__RECORDS FOR THIS EXERCISE__.

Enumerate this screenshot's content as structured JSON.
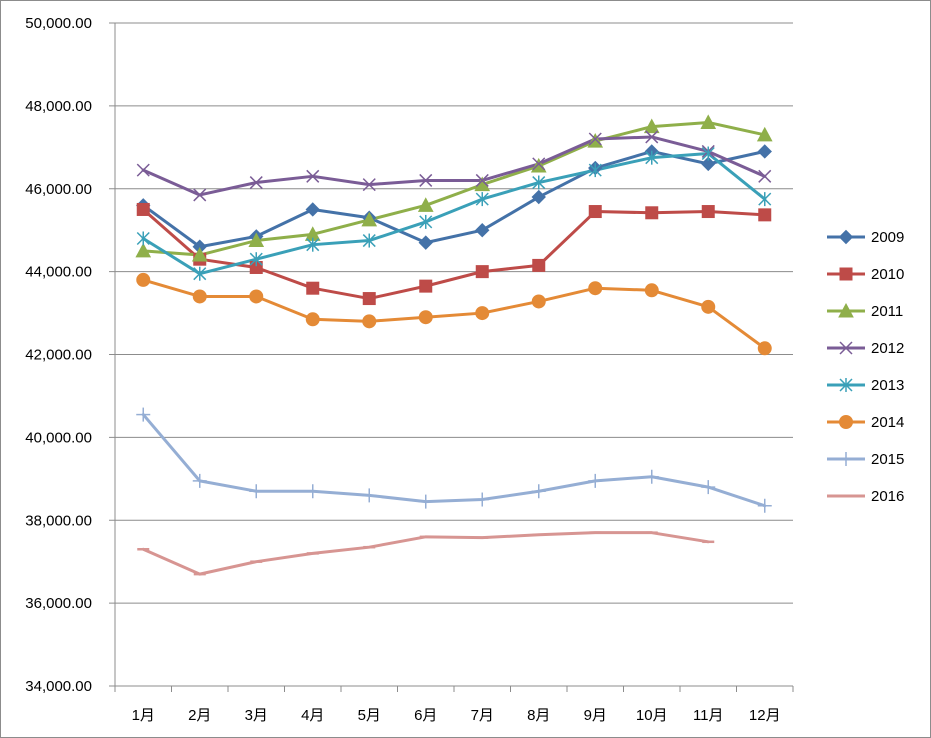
{
  "chart_data": {
    "type": "line",
    "title": "",
    "xlabel": "",
    "ylabel": "",
    "categories": [
      "1月",
      "2月",
      "3月",
      "4月",
      "5月",
      "6月",
      "7月",
      "8月",
      "9月",
      "10月",
      "11月",
      "12月"
    ],
    "ylim": [
      34000,
      50000
    ],
    "yticks": [
      34000,
      36000,
      38000,
      40000,
      42000,
      44000,
      46000,
      48000,
      50000
    ],
    "ytick_labels": [
      "34,000.00",
      "36,000.00",
      "38,000.00",
      "40,000.00",
      "42,000.00",
      "44,000.00",
      "46,000.00",
      "48,000.00",
      "50,000.00"
    ],
    "grid": "horizontal",
    "legend_position": "right",
    "series": [
      {
        "name": "2009",
        "color": "#4472a8",
        "marker": "diamond",
        "values": [
          45600,
          44600,
          44850,
          45500,
          45300,
          44700,
          45000,
          45800,
          46500,
          46900,
          46600,
          46900
        ]
      },
      {
        "name": "2010",
        "color": "#be4b48",
        "marker": "square",
        "values": [
          45500,
          44300,
          44100,
          43600,
          43350,
          43650,
          44000,
          44150,
          45450,
          45420,
          45450,
          45370
        ]
      },
      {
        "name": "2011",
        "color": "#8faf4a",
        "marker": "triangle",
        "values": [
          44500,
          44400,
          44750,
          44900,
          45250,
          45600,
          46100,
          46550,
          47150,
          47500,
          47600,
          47300
        ]
      },
      {
        "name": "2012",
        "color": "#7a5c96",
        "marker": "x",
        "values": [
          46450,
          45850,
          46150,
          46300,
          46100,
          46200,
          46200,
          46600,
          47200,
          47250,
          46900,
          46300
        ]
      },
      {
        "name": "2013",
        "color": "#3aa0b8",
        "marker": "asterisk",
        "values": [
          44800,
          43950,
          44300,
          44650,
          44750,
          45200,
          45750,
          46150,
          46450,
          46750,
          46850,
          45750
        ]
      },
      {
        "name": "2014",
        "color": "#e48a36",
        "marker": "circle",
        "values": [
          43800,
          43400,
          43400,
          42850,
          42800,
          42900,
          43000,
          43280,
          43600,
          43550,
          43150,
          42150
        ]
      },
      {
        "name": "2015",
        "color": "#95aed4",
        "marker": "plus",
        "values": [
          40550,
          38950,
          38700,
          38700,
          38600,
          38450,
          38500,
          38700,
          38950,
          39050,
          38800,
          38350
        ]
      },
      {
        "name": "2016",
        "color": "#d79592",
        "marker": "dash",
        "values": [
          37300,
          36700,
          37000,
          37200,
          37350,
          37600,
          37580,
          37650,
          37700,
          37700,
          37480,
          null
        ]
      }
    ]
  }
}
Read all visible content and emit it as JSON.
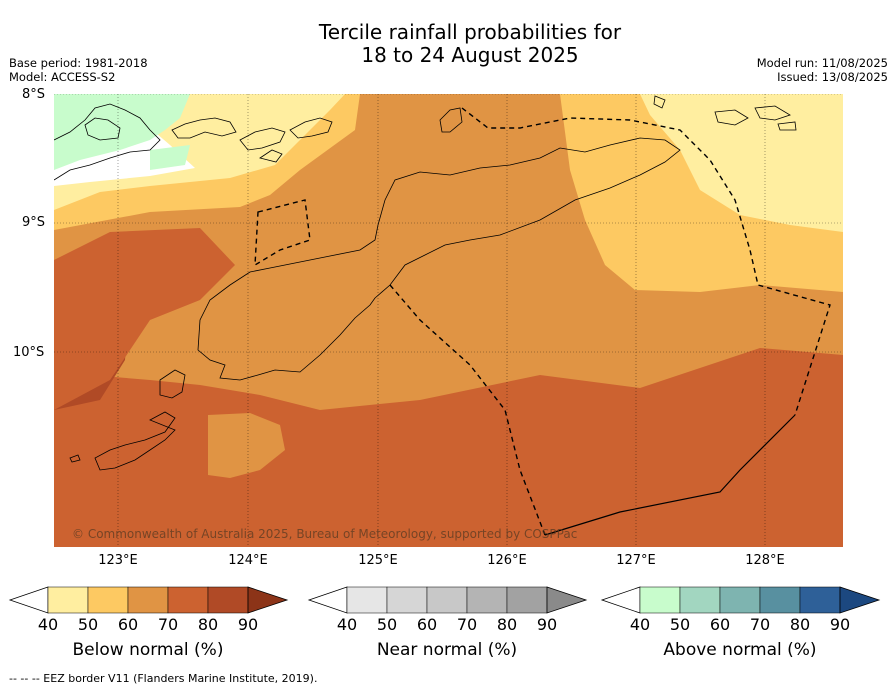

__TO DO__. Collect each line holding the string "color".

__TASK ANSWER__.
        "color": "#4472a8",
        "color": "#be4b48",
        "color": "#8faf4a",
        "color": "#7a5c96",
        "color": "#3aa0b8",
        "color": "#e48a36",
        "color": "#95aed4",
        "color": "#d79592",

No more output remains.